WORK REQUIRED:
Filter the listing and keep only the lines with the word "title".

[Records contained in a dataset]

==================================================

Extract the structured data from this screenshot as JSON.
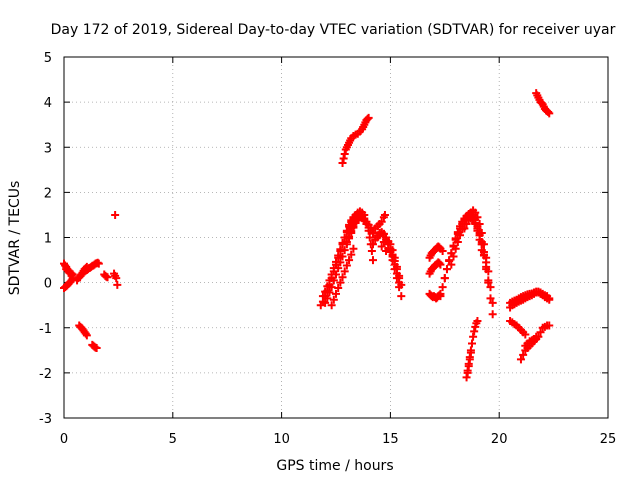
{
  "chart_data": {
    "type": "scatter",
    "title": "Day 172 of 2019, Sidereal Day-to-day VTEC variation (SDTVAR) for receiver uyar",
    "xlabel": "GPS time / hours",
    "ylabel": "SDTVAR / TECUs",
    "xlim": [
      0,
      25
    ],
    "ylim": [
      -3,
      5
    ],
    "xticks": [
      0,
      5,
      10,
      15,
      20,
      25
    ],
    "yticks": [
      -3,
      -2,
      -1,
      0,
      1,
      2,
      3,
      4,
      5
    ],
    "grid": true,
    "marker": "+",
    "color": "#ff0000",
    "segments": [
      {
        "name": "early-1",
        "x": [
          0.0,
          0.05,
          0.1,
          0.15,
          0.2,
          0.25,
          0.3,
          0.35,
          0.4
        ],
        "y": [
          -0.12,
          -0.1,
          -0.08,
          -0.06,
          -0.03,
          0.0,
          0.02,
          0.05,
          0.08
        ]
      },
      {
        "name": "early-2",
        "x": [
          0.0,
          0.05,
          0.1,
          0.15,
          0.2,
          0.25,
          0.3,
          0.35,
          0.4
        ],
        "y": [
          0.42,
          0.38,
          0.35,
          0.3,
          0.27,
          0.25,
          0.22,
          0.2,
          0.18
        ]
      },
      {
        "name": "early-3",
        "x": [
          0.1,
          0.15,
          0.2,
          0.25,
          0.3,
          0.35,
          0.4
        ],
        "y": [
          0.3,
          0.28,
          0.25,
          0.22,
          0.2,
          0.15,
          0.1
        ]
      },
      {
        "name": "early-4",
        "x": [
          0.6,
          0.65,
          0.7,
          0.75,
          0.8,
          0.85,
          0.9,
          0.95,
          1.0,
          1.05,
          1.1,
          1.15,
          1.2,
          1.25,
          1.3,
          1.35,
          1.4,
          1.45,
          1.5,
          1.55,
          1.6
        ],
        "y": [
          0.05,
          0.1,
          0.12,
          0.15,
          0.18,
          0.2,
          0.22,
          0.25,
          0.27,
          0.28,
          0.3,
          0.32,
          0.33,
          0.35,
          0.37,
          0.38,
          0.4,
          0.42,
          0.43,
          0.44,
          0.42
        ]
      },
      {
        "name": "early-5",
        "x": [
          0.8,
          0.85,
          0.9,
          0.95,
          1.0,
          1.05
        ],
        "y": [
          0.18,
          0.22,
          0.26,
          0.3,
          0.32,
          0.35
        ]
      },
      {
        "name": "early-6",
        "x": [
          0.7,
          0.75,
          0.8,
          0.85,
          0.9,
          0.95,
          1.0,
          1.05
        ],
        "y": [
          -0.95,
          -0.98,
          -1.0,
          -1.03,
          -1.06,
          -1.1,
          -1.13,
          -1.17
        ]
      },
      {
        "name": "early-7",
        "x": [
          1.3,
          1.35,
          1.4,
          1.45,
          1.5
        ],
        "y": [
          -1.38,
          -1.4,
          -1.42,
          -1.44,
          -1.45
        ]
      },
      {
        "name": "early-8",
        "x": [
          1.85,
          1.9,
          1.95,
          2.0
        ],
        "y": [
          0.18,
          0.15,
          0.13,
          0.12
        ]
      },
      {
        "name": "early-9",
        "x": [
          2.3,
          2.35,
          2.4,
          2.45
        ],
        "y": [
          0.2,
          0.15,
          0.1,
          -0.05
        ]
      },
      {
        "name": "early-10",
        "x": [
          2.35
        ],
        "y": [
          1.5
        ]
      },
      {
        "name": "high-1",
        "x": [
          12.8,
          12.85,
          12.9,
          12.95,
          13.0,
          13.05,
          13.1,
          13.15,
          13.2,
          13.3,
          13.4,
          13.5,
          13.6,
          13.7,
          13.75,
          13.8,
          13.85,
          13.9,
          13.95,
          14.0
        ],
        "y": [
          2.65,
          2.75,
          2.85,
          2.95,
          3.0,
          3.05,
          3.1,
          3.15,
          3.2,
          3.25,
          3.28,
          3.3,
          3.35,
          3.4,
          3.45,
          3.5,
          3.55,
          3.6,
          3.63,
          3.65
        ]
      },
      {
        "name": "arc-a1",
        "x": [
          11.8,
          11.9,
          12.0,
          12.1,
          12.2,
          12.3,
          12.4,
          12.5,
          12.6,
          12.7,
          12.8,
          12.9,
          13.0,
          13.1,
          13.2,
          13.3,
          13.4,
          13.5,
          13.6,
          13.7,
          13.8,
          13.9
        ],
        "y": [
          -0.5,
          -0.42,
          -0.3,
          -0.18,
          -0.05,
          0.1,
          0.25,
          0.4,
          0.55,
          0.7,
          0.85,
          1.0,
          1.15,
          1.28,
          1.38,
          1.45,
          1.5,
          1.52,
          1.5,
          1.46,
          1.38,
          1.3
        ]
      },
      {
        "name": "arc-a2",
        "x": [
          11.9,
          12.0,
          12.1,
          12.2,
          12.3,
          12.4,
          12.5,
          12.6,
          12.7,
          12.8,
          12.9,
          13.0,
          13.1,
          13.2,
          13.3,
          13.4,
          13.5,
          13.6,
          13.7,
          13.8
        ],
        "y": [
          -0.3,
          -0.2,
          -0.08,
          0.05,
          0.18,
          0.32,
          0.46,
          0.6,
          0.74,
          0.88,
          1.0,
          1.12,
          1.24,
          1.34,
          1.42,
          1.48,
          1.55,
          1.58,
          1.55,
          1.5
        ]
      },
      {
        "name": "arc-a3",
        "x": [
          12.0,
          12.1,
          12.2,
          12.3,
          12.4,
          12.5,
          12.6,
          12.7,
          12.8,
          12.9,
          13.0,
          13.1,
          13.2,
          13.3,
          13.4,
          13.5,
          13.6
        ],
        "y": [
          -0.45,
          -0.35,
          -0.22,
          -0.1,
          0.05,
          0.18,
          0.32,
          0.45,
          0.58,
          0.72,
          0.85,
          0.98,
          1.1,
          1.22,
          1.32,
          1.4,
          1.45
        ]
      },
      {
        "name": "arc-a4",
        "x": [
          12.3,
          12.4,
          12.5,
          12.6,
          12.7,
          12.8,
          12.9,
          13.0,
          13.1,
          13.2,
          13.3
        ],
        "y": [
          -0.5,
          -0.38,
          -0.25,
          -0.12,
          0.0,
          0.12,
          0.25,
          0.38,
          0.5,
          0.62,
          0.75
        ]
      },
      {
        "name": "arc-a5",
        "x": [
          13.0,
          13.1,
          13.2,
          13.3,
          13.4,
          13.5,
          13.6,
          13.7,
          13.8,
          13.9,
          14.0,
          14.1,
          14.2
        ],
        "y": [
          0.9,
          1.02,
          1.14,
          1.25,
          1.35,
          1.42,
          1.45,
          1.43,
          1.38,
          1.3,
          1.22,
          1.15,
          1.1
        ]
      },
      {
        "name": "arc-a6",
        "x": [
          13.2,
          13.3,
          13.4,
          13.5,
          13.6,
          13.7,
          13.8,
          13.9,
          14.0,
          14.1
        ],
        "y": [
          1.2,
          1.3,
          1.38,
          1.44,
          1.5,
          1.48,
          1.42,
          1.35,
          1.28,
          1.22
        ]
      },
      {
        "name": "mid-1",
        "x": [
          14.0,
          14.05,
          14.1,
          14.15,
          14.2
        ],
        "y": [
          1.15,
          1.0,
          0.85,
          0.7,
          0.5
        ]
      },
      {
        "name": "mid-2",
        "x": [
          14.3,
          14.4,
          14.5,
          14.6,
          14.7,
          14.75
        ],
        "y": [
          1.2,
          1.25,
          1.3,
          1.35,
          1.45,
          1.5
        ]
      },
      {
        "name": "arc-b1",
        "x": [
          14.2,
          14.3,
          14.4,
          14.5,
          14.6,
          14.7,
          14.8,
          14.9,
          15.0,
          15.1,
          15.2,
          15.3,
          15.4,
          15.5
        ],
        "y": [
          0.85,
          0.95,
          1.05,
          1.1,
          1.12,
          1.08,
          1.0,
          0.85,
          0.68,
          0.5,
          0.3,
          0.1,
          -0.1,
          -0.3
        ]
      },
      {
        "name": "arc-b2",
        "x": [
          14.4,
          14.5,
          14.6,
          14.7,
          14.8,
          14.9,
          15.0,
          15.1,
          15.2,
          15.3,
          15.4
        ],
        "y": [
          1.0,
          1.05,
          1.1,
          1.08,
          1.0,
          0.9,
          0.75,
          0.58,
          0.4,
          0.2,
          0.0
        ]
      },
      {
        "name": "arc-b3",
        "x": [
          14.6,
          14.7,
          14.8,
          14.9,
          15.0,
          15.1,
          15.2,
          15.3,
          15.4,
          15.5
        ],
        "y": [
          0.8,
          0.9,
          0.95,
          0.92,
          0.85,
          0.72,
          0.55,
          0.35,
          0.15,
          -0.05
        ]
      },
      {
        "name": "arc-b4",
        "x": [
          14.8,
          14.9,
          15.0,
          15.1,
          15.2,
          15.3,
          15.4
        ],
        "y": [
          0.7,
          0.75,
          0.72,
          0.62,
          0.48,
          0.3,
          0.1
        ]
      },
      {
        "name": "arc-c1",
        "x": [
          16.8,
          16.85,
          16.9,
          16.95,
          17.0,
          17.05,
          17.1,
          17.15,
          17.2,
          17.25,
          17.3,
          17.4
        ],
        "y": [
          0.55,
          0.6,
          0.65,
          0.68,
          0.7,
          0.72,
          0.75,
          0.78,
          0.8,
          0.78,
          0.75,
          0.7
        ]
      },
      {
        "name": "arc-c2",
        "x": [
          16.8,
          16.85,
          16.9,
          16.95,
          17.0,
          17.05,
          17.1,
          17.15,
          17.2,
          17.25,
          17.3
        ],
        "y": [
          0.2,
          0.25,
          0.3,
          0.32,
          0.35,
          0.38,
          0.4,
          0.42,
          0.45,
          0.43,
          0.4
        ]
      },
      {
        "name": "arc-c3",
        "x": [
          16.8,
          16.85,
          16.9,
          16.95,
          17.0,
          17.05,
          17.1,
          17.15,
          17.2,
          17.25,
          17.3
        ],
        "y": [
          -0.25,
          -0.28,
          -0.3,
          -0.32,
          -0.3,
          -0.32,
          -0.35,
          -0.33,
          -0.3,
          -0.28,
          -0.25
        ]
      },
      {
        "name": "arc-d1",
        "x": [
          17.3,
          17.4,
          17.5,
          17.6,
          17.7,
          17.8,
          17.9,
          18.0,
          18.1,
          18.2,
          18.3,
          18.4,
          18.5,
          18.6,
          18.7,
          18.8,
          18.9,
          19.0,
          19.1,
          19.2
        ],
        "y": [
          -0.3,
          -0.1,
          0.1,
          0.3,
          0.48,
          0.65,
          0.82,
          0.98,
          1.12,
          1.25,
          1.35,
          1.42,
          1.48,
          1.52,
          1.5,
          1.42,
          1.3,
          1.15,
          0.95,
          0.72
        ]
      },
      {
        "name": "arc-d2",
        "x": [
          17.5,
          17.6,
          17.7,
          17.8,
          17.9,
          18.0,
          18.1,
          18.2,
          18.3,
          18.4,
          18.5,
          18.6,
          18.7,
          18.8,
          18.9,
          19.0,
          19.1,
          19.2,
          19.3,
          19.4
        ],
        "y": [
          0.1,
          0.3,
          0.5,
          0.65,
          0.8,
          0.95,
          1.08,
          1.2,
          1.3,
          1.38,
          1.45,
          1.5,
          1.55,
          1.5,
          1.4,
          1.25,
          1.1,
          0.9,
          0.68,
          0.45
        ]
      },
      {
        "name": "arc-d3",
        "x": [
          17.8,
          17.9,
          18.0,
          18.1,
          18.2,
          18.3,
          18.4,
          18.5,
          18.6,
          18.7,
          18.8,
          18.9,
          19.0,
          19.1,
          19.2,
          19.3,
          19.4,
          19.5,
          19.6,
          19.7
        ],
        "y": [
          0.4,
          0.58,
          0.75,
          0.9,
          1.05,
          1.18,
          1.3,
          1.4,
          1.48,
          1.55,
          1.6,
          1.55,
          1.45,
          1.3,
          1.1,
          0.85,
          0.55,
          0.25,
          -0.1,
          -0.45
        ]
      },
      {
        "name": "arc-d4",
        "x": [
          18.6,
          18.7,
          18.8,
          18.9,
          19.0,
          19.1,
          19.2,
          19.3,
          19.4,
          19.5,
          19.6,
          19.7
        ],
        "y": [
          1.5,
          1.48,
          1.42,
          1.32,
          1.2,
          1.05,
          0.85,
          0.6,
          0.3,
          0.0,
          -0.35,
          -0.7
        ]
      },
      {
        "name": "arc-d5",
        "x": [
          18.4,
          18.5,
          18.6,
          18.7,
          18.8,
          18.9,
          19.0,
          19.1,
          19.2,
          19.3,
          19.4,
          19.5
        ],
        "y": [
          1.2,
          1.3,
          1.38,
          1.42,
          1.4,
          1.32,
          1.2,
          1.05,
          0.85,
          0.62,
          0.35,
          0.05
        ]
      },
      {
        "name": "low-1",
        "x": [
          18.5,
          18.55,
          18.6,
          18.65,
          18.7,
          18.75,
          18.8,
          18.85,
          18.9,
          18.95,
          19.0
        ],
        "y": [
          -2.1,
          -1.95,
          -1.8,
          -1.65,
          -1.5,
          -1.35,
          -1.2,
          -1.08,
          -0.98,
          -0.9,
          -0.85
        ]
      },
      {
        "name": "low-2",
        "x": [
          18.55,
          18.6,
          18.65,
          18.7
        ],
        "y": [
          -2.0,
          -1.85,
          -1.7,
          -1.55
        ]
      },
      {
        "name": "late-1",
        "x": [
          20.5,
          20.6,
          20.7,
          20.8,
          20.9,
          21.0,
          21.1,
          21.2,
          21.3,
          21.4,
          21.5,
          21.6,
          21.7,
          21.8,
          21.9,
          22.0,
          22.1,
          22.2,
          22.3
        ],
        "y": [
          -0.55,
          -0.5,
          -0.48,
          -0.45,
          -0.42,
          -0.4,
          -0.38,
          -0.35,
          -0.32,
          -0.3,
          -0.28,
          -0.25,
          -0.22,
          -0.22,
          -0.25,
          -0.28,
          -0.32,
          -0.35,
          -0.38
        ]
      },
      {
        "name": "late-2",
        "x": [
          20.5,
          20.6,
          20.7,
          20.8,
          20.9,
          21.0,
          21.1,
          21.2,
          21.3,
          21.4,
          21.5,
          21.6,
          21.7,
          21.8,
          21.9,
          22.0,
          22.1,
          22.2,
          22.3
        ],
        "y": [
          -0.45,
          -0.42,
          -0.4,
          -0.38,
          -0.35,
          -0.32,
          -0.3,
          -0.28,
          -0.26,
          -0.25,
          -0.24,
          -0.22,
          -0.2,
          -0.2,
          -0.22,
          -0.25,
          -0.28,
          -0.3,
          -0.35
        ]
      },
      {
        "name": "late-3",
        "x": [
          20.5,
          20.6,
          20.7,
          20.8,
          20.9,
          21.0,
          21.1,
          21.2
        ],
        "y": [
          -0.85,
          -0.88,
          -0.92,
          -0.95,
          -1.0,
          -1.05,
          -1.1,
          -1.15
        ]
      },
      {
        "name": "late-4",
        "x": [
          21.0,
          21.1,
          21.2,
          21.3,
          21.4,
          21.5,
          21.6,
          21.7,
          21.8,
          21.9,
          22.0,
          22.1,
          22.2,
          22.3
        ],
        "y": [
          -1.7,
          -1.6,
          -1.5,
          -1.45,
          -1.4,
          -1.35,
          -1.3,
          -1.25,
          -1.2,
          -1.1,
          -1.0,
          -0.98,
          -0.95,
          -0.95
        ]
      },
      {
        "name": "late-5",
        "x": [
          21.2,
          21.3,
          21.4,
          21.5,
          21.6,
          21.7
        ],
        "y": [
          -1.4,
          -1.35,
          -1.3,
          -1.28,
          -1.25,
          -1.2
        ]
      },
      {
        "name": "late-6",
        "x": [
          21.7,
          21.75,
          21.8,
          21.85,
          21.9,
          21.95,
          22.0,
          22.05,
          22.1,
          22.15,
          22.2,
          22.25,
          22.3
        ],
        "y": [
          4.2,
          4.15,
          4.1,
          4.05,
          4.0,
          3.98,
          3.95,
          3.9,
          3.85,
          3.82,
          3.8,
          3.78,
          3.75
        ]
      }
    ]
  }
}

==================================================

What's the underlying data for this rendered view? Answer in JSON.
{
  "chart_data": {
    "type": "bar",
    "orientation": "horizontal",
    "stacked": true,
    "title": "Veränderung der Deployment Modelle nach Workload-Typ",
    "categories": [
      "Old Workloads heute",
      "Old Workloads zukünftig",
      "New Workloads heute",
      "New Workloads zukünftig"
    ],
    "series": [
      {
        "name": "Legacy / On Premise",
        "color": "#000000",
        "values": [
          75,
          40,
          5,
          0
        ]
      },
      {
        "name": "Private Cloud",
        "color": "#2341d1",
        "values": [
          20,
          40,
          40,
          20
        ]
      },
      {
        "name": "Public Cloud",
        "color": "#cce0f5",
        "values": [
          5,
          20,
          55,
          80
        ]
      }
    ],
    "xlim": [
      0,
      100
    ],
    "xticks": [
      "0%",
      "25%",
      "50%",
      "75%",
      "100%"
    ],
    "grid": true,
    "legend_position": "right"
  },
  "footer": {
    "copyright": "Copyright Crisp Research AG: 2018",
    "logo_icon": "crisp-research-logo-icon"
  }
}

==================================================

ANSWER TO THE PROBLEM:
    "title": "Day 172 of 2019, Sidereal Day-to-day VTEC variation (SDTVAR) for receiver uyar",
    "title": "Veränderung der Deployment Modelle nach Workload-Typ",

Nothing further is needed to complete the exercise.